**SHORT TASK:** Exactly as written, print each record in the listing.
begin GIVEN ENTRIES
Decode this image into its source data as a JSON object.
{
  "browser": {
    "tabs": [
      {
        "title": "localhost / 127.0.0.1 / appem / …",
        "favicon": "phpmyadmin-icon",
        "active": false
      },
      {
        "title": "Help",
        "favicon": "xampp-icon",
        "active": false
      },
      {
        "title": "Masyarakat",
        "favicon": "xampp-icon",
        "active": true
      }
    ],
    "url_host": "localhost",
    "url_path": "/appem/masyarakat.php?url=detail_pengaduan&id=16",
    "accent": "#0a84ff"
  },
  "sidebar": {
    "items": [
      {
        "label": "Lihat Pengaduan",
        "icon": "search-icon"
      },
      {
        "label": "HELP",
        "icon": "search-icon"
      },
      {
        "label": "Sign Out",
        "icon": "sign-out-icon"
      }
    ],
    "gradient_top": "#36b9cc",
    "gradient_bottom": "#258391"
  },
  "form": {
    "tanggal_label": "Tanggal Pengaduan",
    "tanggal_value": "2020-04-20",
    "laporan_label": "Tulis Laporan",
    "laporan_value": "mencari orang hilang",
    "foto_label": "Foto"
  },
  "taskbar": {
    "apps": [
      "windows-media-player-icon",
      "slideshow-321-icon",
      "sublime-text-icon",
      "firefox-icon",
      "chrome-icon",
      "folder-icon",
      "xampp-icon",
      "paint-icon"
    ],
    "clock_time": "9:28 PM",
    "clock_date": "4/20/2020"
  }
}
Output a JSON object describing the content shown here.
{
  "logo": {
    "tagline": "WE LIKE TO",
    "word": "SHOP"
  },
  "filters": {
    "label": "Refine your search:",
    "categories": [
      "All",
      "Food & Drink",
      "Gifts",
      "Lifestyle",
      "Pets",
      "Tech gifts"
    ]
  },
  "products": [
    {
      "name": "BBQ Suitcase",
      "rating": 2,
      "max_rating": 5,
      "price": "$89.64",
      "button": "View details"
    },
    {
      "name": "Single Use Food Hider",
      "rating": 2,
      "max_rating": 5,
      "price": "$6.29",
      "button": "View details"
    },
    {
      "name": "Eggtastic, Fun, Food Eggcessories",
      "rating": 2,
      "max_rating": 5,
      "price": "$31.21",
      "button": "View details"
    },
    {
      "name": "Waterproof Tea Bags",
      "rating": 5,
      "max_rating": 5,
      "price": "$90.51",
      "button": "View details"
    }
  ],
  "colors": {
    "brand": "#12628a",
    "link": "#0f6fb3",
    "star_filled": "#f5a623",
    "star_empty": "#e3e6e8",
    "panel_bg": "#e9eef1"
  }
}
end GIVEN ENTRIES
**THE RESPONSE:**
Decode this image into its source data as a JSON object.
{
  "browser": {
    "tabs": [
      {
        "title": "localhost / 127.0.0.1 / appem / …",
        "favicon": "phpmyadmin-icon",
        "active": false
      },
      {
        "title": "Help",
        "favicon": "xampp-icon",
        "active": false
      },
      {
        "title": "Masyarakat",
        "favicon": "xampp-icon",
        "active": true
      }
    ],
    "url_host": "localhost",
    "url_path": "/appem/masyarakat.php?url=detail_pengaduan&id=16",
    "accent": "#0a84ff"
  },
  "sidebar": {
    "items": [
      {
        "label": "Lihat Pengaduan",
        "icon": "search-icon"
      },
      {
        "label": "HELP",
        "icon": "search-icon"
      },
      {
        "label": "Sign Out",
        "icon": "sign-out-icon"
      }
    ],
    "gradient_top": "#36b9cc",
    "gradient_bottom": "#258391"
  },
  "form": {
    "tanggal_label": "Tanggal Pengaduan",
    "tanggal_value": "2020-04-20",
    "laporan_label": "Tulis Laporan",
    "laporan_value": "mencari orang hilang",
    "foto_label": "Foto"
  },
  "taskbar": {
    "apps": [
      "windows-media-player-icon",
      "slideshow-321-icon",
      "sublime-text-icon",
      "firefox-icon",
      "chrome-icon",
      "folder-icon",
      "xampp-icon",
      "paint-icon"
    ],
    "clock_time": "9:28 PM",
    "clock_date": "4/20/2020"
  }
}
Output a JSON object describing the content shown here.
{
  "logo": {
    "tagline": "WE LIKE TO",
    "word": "SHOP"
  },
  "filters": {
    "label": "Refine your search:",
    "categories": [
      "All",
      "Food & Drink",
      "Gifts",
      "Lifestyle",
      "Pets",
      "Tech gifts"
    ]
  },
  "products": [
    {
      "name": "BBQ Suitcase",
      "rating": 2,
      "max_rating": 5,
      "price": "$89.64",
      "button": "View details"
    },
    {
      "name": "Single Use Food Hider",
      "rating": 2,
      "max_rating": 5,
      "price": "$6.29",
      "button": "View details"
    },
    {
      "name": "Eggtastic, Fun, Food Eggcessories",
      "rating": 2,
      "max_rating": 5,
      "price": "$31.21",
      "button": "View details"
    },
    {
      "name": "Waterproof Tea Bags",
      "rating": 5,
      "max_rating": 5,
      "price": "$90.51",
      "button": "View details"
    }
  ],
  "colors": {
    "brand": "#12628a",
    "link": "#0f6fb3",
    "star_filled": "#f5a623",
    "star_empty": "#e3e6e8",
    "panel_bg": "#e9eef1"
  }
}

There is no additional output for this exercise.